### TASK TO CARRY OUT
In the data below, find every line that has the string "septembre", and copy it.
---------- DATA SHOWN ----------
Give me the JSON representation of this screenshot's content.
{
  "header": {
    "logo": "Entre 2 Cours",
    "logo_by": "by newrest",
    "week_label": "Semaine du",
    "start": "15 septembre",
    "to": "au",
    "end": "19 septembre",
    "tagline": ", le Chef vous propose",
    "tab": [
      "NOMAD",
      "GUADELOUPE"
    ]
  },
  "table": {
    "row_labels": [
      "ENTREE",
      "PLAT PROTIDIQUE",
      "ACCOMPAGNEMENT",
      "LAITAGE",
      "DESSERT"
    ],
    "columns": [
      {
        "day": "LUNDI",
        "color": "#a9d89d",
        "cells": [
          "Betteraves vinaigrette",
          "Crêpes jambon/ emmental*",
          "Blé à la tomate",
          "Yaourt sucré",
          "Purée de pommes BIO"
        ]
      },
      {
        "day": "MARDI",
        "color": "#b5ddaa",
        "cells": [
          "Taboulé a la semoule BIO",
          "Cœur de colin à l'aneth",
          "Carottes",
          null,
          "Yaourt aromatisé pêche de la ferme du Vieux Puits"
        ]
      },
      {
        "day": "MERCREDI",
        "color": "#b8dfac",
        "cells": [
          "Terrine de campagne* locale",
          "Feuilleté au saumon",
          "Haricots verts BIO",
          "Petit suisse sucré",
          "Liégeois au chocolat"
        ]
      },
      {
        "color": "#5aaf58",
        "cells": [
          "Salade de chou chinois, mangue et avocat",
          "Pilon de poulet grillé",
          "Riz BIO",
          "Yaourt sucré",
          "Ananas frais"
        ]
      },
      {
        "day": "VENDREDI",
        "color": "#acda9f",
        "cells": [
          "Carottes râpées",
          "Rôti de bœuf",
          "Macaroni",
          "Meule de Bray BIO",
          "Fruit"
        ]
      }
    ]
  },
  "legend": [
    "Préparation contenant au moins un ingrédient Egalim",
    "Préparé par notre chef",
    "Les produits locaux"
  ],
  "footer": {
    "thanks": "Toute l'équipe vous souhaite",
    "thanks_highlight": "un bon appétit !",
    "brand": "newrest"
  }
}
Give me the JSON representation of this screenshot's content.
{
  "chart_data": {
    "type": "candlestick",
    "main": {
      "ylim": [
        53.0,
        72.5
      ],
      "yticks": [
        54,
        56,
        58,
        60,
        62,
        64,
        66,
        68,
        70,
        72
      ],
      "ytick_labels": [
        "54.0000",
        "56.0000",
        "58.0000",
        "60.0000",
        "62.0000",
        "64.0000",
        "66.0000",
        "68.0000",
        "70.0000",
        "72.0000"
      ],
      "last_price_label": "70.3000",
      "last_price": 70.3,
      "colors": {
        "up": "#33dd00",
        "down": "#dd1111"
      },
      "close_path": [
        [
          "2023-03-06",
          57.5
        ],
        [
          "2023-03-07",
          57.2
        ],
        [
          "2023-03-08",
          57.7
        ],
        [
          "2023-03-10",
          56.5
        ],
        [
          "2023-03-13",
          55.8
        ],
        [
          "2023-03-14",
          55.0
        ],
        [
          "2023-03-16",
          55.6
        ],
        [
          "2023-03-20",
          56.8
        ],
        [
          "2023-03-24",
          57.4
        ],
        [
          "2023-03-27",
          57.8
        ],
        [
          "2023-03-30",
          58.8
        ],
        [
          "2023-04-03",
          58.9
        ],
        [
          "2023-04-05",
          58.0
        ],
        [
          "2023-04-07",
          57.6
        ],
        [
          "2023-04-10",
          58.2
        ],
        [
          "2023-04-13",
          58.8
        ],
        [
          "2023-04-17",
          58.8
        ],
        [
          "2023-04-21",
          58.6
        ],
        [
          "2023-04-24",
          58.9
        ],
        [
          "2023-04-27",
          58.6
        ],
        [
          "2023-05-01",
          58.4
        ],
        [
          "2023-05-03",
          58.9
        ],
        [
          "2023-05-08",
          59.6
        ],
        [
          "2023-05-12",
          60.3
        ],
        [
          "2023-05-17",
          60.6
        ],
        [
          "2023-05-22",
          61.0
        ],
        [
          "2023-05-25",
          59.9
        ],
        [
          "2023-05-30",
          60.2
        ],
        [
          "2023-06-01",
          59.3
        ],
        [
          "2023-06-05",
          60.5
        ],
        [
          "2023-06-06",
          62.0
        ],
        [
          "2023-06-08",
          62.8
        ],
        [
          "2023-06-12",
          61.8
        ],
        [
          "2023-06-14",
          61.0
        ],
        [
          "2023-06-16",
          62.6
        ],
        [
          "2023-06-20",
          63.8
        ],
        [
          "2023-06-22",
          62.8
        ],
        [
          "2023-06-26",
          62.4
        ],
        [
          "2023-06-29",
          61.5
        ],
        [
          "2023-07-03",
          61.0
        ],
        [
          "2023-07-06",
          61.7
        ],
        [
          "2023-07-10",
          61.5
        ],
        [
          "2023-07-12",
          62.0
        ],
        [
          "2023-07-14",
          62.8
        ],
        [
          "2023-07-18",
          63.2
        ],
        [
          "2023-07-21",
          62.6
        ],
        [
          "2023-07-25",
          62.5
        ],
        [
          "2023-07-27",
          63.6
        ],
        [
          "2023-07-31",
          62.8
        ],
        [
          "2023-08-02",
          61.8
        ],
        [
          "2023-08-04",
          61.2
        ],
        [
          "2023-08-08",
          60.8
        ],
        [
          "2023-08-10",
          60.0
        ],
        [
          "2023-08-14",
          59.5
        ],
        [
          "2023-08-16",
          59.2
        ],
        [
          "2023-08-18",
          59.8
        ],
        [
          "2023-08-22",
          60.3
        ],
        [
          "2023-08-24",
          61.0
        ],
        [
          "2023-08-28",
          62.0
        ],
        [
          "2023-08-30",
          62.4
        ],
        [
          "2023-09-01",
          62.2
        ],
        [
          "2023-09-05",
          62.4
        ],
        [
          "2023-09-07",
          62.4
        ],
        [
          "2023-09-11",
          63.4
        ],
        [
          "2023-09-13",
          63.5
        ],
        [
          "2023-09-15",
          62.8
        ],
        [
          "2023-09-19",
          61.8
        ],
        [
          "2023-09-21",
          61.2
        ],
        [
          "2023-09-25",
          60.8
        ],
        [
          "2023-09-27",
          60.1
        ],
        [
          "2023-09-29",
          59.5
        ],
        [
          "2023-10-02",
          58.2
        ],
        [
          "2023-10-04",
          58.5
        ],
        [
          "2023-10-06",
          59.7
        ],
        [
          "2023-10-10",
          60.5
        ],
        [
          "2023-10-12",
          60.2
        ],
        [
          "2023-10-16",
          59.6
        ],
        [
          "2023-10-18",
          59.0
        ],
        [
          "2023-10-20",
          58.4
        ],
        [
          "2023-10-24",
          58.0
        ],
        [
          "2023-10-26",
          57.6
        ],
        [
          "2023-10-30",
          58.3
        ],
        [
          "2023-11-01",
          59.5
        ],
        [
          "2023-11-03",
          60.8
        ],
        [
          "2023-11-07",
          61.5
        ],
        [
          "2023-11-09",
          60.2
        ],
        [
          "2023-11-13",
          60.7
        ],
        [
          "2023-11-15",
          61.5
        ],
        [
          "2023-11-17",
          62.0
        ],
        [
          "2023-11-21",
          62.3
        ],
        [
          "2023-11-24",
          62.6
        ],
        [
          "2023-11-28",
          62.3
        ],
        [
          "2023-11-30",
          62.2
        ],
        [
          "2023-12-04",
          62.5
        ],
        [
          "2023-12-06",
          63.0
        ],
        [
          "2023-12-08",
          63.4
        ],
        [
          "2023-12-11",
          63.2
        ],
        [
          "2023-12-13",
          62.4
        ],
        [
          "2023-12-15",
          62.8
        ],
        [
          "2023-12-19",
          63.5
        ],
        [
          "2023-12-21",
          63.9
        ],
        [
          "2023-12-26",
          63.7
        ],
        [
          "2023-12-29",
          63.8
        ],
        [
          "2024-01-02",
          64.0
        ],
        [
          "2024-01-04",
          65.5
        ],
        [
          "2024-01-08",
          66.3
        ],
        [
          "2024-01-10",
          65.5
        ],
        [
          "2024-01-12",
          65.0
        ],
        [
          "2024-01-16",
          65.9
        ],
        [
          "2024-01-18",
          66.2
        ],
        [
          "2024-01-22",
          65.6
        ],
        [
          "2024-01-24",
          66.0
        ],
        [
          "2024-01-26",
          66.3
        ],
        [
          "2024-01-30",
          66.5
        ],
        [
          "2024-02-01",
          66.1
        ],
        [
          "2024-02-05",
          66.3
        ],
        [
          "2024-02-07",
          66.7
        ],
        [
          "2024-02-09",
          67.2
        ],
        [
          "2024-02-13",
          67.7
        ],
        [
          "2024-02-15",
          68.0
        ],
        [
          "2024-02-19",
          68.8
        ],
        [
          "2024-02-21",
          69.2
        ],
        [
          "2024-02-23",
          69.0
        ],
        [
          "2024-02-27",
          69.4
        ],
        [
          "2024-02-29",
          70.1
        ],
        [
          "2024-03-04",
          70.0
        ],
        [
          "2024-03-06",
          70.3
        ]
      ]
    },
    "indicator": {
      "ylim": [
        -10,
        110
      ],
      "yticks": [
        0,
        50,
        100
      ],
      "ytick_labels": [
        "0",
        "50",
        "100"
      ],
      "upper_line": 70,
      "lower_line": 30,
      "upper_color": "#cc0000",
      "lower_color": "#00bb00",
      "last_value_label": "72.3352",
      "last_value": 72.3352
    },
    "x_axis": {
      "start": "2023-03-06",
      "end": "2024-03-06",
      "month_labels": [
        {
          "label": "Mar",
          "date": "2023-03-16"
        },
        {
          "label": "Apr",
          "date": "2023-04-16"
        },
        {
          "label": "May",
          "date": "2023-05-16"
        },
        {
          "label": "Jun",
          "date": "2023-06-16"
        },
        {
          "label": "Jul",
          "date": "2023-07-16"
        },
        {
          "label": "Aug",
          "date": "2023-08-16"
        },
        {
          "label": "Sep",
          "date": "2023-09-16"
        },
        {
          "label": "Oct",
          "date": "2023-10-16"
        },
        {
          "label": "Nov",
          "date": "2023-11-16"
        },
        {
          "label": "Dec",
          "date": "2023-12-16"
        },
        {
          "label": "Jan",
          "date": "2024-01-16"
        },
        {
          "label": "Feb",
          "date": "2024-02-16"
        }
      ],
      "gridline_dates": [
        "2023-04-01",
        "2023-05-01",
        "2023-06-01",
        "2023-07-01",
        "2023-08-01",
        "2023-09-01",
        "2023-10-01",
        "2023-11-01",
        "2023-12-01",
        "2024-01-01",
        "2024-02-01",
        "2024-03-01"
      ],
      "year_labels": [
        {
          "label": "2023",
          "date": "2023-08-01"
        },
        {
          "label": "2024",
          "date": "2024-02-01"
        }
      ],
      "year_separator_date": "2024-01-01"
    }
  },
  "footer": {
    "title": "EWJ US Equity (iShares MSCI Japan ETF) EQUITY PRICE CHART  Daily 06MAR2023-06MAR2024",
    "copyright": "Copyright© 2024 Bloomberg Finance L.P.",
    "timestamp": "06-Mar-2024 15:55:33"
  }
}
----------
### RESULT OF THE TASK
    "start": "15 septembre",
    "end": "19 septembre",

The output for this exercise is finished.